* [What you have to do]
Read the entries below and pull out each line with the string "this".

* [Task input]
--- BEGIN ---

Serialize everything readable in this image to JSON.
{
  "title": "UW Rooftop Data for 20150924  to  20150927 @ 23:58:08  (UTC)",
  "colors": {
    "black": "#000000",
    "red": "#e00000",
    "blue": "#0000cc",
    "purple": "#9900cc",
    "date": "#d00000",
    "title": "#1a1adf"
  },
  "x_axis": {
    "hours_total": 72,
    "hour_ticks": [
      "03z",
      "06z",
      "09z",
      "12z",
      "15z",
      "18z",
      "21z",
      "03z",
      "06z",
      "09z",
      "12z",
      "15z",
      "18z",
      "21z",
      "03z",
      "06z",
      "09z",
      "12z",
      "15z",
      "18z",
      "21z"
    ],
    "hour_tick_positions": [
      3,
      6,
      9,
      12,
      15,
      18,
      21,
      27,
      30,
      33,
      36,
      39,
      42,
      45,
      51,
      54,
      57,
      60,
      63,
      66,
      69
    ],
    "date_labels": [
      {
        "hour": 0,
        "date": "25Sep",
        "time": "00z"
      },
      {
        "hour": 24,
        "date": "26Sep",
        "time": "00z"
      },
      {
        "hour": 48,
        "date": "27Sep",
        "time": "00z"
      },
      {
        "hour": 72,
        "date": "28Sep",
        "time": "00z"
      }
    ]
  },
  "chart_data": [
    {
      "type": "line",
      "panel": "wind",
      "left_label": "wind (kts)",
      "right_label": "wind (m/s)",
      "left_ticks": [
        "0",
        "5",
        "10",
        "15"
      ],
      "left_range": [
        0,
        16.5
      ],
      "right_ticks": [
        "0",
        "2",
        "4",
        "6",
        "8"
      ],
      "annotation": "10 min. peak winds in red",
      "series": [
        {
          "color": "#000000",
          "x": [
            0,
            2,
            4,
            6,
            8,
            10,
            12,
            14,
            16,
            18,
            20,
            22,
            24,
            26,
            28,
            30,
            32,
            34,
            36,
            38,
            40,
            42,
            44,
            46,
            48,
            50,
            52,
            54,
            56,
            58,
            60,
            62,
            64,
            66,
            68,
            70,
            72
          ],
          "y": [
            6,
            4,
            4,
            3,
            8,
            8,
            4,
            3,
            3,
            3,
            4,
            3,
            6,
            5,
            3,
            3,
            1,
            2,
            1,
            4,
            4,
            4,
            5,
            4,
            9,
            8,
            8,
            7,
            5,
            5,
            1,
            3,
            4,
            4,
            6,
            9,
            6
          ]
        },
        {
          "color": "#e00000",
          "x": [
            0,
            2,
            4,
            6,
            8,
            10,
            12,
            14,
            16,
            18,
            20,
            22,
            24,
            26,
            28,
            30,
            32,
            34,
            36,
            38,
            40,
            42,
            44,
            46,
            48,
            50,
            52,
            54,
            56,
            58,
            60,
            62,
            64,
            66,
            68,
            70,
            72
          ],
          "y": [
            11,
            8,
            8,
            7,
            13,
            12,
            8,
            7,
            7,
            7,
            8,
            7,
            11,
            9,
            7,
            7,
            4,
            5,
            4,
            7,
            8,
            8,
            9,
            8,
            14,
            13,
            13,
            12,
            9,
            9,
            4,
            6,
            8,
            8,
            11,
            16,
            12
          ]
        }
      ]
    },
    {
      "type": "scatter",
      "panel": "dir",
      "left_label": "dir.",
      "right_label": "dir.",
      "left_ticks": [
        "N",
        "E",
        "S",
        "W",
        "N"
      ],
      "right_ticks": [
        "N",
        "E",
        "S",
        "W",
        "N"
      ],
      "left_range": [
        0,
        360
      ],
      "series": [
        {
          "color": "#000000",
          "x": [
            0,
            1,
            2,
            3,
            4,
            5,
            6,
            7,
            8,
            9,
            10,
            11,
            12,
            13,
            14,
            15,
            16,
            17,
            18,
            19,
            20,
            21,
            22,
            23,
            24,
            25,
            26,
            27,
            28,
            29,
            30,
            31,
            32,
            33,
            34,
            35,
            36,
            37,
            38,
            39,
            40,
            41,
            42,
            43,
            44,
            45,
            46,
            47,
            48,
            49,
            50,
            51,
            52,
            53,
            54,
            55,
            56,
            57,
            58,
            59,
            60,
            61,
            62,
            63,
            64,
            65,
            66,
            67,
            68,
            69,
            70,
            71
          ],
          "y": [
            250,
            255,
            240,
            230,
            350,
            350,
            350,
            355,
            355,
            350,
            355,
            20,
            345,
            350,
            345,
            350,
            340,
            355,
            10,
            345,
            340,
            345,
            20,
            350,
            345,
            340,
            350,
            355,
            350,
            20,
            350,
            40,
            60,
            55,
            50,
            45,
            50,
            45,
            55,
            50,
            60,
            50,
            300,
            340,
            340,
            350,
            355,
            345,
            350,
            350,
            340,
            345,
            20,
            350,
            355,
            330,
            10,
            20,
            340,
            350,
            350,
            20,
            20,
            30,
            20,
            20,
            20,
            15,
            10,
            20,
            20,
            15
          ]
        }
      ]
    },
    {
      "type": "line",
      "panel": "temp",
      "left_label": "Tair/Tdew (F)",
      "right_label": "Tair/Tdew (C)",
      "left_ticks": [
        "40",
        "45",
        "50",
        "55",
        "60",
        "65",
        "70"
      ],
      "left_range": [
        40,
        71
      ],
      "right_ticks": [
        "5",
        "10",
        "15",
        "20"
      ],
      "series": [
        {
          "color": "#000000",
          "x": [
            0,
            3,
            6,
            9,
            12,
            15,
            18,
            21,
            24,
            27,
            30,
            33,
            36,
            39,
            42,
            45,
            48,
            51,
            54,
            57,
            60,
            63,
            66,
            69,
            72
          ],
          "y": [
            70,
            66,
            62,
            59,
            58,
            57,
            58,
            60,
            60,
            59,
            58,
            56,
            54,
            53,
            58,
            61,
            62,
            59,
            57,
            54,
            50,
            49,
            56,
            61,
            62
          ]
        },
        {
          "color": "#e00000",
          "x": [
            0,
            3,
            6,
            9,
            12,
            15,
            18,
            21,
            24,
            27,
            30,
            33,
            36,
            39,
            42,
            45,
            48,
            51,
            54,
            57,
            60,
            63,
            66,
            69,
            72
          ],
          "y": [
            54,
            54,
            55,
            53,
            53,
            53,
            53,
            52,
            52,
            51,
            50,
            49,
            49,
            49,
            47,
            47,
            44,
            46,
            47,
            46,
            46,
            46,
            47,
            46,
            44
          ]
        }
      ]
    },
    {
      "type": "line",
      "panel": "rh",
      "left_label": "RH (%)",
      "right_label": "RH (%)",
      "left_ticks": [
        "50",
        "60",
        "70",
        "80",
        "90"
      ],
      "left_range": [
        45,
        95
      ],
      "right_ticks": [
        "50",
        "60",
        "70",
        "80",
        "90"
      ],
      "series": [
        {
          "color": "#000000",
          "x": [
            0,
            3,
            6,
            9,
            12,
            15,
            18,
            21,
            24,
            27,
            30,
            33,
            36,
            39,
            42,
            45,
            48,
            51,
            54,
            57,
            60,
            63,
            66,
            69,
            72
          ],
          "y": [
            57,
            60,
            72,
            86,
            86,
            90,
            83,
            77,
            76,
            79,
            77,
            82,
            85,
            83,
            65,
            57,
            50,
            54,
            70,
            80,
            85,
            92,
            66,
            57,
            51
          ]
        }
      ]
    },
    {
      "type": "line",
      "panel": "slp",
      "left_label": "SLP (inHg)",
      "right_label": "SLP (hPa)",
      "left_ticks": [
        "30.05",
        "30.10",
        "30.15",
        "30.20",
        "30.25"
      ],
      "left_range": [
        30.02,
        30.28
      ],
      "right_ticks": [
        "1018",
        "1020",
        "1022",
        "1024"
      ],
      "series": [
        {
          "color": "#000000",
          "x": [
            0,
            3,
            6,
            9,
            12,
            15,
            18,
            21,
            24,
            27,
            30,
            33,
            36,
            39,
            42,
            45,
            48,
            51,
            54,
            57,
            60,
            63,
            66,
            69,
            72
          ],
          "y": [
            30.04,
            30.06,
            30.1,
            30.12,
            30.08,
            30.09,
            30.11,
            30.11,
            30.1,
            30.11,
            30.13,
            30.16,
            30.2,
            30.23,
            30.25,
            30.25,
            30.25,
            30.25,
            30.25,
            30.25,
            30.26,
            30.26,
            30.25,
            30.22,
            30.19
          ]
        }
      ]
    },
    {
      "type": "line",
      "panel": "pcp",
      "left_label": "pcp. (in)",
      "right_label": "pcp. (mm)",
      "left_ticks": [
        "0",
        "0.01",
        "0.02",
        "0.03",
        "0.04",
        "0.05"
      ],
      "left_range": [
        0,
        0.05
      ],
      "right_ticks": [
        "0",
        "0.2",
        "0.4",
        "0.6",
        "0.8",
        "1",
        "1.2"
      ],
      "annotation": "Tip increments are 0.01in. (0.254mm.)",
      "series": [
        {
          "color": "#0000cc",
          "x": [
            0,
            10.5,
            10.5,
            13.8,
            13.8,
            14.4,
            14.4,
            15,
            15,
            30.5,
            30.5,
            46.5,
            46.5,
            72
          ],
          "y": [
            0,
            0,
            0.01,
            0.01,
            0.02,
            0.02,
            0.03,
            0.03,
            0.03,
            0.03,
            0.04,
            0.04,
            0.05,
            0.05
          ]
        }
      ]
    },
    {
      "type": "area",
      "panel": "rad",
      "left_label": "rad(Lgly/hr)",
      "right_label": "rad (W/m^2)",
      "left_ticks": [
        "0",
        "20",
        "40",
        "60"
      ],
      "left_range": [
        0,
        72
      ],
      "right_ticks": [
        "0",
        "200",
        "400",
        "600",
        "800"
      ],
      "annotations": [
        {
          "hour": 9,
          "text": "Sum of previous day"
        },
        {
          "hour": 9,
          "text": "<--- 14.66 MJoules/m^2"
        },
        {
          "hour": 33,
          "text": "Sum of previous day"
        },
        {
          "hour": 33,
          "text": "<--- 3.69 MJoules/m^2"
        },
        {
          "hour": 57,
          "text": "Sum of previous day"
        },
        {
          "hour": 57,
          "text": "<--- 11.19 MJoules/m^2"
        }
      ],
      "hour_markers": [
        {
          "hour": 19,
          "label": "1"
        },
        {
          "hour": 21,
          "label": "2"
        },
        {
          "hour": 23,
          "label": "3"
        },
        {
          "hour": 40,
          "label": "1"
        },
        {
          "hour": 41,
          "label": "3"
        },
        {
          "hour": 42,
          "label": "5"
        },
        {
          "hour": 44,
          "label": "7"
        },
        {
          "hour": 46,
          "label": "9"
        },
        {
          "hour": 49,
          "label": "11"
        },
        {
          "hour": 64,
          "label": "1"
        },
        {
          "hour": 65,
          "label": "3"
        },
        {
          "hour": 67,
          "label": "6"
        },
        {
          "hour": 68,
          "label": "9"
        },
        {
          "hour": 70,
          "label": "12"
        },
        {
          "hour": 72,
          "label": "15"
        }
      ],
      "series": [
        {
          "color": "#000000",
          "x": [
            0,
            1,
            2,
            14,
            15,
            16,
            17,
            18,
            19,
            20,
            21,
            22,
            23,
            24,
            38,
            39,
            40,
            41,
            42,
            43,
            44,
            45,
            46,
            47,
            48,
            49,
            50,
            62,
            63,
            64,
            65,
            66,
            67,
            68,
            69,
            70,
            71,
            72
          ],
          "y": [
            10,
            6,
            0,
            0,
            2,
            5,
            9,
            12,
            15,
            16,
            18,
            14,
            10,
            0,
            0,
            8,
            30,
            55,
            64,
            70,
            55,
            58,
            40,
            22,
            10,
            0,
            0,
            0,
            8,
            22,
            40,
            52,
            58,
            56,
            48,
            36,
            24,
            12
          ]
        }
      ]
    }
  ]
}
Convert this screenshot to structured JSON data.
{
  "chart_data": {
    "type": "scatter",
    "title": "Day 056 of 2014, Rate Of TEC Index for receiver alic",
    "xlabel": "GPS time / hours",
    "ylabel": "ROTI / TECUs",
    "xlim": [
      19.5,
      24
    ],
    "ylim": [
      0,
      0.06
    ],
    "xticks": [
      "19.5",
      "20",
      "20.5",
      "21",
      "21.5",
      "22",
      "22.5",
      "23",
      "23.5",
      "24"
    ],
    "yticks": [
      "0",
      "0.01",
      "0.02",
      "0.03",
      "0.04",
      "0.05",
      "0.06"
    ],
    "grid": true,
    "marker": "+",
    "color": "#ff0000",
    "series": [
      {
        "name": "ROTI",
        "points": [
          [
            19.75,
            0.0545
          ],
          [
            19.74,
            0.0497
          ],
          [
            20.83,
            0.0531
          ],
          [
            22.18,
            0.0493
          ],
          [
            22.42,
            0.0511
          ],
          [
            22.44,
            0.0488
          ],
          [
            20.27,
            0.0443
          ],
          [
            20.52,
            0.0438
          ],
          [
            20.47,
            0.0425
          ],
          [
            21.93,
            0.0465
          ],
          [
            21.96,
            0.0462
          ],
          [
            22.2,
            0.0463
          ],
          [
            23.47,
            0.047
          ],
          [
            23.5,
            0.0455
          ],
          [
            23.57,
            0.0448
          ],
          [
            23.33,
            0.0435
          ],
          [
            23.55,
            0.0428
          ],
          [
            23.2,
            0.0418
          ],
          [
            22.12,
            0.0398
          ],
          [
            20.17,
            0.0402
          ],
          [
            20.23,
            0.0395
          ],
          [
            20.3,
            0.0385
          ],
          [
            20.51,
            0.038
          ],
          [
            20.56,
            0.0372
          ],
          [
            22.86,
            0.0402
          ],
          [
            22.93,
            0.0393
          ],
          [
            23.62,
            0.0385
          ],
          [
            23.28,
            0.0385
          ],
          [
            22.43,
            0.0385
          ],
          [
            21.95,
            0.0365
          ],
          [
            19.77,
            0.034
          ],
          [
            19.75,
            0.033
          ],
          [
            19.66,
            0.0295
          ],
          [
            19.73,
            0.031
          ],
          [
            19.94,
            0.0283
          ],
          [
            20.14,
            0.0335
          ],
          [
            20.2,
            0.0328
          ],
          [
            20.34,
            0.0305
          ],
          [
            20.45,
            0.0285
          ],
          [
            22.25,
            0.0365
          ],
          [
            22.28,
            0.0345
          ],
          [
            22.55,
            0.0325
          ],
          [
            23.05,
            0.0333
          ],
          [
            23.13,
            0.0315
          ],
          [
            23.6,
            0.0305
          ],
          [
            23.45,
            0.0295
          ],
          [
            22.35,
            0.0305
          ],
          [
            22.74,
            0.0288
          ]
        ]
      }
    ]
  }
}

--- END ---

* [Solution]
Serialize everything readable in this image to JSON.
Convert this screenshot to structured JSON data.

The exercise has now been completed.